__Records for the task__:
————————

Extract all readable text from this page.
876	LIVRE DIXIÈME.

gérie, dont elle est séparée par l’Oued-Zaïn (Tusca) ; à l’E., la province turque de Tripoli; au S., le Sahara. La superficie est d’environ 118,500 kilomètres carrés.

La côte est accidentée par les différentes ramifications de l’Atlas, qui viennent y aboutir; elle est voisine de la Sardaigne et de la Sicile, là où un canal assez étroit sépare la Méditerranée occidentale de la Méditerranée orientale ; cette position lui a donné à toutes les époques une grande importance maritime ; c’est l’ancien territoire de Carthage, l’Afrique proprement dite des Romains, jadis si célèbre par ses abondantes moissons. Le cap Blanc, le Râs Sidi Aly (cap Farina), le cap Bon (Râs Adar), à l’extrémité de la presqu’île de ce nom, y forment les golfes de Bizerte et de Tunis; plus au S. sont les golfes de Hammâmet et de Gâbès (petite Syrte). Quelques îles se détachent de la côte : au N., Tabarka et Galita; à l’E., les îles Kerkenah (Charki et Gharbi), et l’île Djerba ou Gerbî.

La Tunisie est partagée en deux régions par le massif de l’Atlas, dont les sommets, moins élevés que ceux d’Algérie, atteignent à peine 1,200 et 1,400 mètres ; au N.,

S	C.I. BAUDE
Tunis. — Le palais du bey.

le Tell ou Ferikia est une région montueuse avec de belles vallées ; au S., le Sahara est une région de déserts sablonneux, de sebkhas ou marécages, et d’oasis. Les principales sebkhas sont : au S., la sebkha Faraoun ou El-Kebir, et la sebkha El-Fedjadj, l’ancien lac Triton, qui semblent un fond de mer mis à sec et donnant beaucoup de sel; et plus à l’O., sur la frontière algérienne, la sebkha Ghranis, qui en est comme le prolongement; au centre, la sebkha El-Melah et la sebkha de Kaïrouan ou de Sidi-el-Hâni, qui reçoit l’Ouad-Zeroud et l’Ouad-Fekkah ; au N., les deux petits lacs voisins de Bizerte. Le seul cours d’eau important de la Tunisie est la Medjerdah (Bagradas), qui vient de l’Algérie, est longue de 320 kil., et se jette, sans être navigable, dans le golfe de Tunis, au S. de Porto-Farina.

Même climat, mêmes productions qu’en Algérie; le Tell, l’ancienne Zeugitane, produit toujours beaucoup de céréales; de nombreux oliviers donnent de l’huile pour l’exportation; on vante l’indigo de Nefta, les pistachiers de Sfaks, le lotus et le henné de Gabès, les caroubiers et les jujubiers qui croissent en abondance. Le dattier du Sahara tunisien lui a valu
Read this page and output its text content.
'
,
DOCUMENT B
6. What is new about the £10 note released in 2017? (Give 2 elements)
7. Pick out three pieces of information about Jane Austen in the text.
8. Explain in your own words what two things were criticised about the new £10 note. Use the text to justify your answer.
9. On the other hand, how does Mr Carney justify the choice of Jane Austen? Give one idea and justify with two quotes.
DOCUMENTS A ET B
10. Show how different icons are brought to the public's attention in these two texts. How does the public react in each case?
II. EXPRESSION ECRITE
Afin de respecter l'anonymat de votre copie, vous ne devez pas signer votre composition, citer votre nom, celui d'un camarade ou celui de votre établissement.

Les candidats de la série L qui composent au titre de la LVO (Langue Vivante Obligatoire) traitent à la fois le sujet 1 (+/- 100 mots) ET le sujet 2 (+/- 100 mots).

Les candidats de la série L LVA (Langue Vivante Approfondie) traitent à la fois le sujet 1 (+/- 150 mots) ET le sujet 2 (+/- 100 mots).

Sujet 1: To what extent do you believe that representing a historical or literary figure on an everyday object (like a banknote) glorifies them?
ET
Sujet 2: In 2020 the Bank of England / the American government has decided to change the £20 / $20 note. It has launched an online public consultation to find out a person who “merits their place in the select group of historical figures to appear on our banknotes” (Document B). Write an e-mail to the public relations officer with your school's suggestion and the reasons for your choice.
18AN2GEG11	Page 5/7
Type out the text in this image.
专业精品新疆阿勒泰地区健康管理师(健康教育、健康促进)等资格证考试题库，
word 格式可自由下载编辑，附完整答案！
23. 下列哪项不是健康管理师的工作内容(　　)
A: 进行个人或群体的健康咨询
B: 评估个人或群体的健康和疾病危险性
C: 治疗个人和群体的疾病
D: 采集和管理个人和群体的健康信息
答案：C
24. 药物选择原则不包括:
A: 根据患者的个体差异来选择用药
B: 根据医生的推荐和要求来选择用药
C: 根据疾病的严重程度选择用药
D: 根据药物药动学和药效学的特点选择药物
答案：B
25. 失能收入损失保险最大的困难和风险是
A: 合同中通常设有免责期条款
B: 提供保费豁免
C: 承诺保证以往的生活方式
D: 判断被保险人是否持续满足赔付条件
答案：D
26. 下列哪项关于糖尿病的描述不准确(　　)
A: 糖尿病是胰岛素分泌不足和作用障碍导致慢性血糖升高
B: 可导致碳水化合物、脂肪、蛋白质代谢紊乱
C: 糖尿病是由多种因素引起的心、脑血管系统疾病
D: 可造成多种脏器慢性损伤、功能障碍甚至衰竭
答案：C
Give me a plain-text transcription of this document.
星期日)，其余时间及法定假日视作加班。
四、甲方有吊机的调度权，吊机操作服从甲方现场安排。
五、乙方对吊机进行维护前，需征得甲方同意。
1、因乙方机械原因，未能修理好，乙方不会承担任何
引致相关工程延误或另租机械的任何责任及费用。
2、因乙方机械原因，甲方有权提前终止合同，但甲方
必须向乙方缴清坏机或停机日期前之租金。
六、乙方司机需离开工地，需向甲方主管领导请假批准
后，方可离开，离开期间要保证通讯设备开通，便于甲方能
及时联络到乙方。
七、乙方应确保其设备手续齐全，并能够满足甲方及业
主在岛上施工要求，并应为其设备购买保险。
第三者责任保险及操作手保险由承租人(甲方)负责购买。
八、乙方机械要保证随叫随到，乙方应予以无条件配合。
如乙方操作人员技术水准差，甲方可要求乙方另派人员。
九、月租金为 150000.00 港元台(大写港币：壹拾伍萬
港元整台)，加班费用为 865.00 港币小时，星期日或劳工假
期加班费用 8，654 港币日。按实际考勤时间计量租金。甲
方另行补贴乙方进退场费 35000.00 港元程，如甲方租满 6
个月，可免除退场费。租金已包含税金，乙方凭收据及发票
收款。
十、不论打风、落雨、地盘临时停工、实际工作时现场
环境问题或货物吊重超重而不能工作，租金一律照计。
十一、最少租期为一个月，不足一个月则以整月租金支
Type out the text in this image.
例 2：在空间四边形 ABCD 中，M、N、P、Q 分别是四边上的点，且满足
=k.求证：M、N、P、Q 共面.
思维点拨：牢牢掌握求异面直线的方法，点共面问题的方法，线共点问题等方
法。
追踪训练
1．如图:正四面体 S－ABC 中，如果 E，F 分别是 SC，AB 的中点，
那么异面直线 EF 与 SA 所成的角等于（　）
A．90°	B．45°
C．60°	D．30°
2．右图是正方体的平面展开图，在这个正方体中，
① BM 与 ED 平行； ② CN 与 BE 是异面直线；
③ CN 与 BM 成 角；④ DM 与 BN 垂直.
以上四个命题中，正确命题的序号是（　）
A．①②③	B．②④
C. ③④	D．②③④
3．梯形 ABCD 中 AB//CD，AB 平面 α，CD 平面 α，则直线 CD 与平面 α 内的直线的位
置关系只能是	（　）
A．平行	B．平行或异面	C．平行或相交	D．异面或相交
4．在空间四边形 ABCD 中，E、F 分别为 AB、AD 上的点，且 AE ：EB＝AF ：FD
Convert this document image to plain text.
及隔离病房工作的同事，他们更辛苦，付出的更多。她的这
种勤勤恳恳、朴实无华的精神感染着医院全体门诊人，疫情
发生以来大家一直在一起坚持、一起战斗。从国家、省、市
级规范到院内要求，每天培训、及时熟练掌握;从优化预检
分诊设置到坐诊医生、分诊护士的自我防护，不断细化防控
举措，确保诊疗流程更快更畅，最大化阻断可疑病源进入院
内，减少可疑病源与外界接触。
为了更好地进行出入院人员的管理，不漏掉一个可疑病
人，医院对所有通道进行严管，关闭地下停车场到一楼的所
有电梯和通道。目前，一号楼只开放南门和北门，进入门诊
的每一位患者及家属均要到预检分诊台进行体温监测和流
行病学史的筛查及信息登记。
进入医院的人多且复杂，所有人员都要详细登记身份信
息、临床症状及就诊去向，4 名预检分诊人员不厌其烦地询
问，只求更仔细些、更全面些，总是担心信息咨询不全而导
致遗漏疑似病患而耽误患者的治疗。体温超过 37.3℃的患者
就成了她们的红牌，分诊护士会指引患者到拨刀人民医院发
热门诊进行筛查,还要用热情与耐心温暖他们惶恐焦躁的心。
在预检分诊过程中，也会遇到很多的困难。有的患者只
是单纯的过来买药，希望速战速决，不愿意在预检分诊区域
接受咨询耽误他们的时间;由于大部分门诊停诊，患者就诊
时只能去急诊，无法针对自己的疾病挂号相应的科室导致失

————————

__Task details__: Go through the records above and copy every line with the word "traitent".

__Written reply__:
Les candidats de la série L qui composent au titre de la LVO (Langue Vivante Obligatoire) traitent à la fois le sujet 1 (+/- 100 mots) ET le sujet 2 (+/- 100 mots).
Les candidats de la série L LVA (Langue Vivante Approfondie) traitent à la fois le sujet 1 (+/- 150 mots) ET le sujet 2 (+/- 100 mots).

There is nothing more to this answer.